Supplied records:
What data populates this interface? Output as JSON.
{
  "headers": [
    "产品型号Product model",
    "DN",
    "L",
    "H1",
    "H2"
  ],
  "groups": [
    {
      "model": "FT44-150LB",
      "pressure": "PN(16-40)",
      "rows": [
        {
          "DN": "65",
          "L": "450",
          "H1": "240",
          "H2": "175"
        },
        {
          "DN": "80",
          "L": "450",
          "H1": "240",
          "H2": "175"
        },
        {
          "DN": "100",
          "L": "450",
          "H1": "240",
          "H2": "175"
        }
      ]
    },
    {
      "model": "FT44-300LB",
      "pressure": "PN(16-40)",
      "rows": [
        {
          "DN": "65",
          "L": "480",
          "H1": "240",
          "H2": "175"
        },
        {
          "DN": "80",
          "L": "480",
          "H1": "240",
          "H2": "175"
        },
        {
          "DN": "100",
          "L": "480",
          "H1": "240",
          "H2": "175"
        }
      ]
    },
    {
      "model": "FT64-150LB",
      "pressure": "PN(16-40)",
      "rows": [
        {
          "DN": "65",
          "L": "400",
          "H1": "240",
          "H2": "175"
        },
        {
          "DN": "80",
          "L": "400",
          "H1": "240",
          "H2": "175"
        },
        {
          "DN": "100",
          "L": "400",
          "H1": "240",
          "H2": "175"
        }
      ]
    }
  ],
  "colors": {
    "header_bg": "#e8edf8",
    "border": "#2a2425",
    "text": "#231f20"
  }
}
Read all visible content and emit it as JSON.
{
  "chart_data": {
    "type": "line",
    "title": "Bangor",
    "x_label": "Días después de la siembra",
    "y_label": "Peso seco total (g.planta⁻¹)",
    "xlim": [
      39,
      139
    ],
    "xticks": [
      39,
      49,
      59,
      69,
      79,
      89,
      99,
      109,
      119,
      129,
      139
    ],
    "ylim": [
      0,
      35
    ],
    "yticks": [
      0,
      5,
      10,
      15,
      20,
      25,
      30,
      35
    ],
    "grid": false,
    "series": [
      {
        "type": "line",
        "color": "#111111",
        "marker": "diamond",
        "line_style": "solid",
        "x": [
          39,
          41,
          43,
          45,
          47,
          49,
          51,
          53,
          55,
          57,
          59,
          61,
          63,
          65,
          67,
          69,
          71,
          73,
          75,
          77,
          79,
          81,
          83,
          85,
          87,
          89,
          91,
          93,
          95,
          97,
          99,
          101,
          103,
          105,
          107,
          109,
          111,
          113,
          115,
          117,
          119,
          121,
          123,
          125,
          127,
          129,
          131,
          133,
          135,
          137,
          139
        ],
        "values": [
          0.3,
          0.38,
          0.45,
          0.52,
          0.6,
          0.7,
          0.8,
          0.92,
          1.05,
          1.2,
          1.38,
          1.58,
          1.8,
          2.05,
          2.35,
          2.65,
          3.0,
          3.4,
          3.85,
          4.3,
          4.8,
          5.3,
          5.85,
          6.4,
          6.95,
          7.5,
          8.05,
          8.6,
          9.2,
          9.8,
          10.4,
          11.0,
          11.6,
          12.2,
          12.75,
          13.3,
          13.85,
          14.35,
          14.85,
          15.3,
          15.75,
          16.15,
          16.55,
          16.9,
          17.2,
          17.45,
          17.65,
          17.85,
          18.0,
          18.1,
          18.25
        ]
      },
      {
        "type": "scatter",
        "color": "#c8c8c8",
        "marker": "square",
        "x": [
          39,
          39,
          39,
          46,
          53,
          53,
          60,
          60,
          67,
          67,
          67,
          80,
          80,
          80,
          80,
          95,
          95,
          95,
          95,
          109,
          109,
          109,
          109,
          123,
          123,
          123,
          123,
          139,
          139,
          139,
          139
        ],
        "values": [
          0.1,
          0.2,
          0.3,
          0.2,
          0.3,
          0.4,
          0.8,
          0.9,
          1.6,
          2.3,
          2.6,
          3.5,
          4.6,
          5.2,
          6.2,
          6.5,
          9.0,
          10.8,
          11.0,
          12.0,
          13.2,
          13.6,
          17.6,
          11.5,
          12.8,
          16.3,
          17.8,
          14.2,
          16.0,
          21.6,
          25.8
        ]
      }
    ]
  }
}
--
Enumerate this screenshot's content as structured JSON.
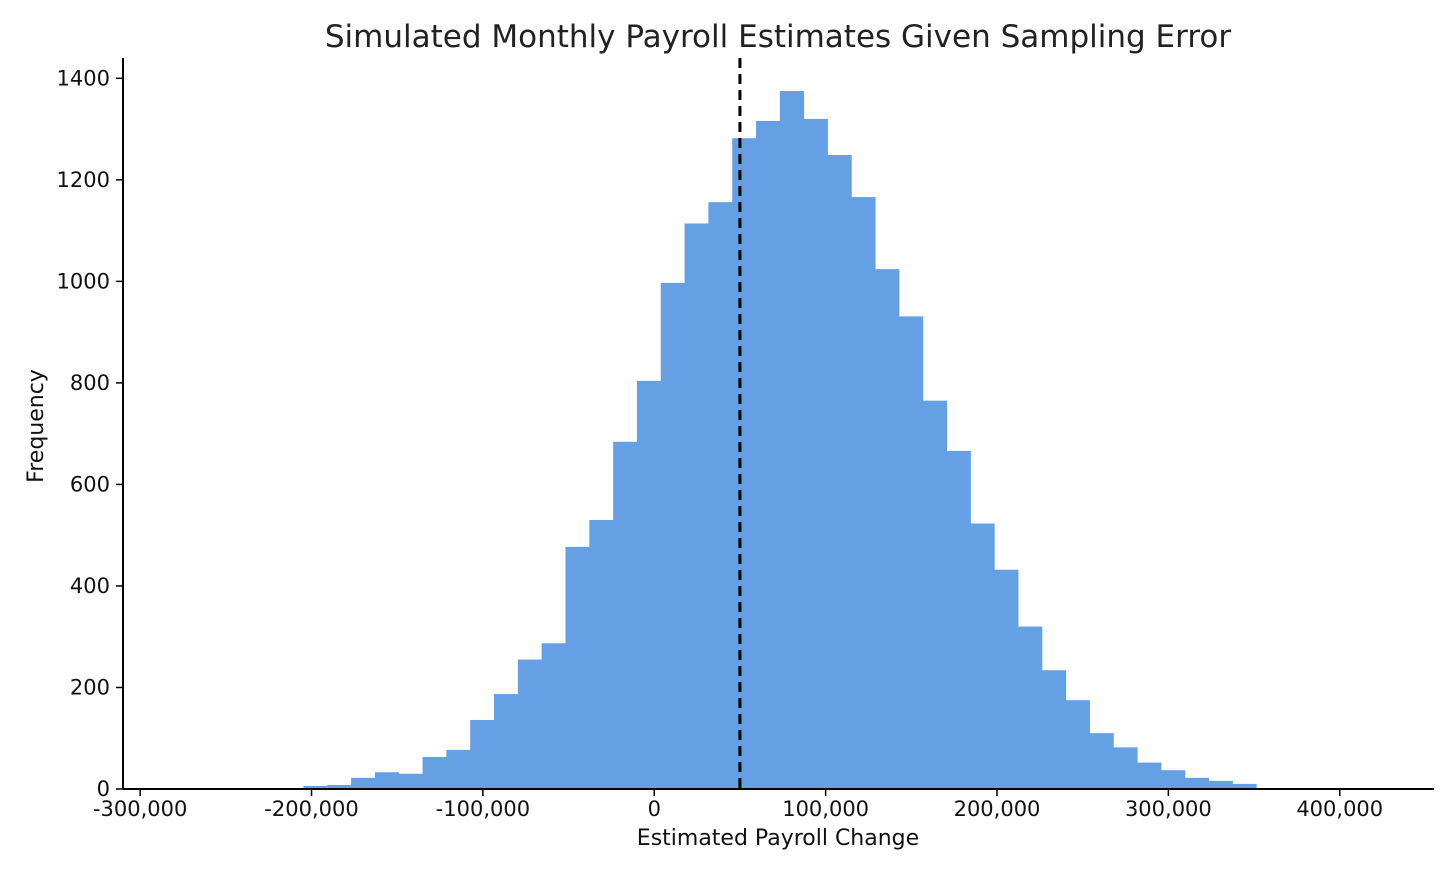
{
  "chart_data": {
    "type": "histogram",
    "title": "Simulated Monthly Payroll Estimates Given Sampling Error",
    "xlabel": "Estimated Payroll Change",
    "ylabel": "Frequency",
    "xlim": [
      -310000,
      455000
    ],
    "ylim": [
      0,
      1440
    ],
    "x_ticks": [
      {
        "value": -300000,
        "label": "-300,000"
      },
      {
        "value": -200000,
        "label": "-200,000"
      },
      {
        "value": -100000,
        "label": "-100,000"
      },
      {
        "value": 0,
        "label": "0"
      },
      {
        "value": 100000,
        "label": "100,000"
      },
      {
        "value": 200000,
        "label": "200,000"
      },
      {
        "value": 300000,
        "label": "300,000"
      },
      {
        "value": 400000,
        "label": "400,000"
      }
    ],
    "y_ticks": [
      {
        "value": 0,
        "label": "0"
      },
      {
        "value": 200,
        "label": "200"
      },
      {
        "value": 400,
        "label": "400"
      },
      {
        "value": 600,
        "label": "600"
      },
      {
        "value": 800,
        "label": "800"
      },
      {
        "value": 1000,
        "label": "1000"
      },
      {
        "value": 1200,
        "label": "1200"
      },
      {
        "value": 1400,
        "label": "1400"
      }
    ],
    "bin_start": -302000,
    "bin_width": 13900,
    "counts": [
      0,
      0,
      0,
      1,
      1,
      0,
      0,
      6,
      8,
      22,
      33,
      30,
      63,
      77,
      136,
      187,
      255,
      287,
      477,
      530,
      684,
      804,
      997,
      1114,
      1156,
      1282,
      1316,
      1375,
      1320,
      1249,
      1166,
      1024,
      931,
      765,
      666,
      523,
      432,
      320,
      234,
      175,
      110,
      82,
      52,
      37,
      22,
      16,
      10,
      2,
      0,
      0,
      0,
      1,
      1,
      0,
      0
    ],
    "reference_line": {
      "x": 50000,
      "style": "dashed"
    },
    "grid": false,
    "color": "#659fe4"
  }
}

Aim of the task:
Using the listing above, gather each line that holds the string "this" and copy it.

Solution:
What data populates this interface? Output as JSON.
Enumerate this screenshot's content as structured JSON.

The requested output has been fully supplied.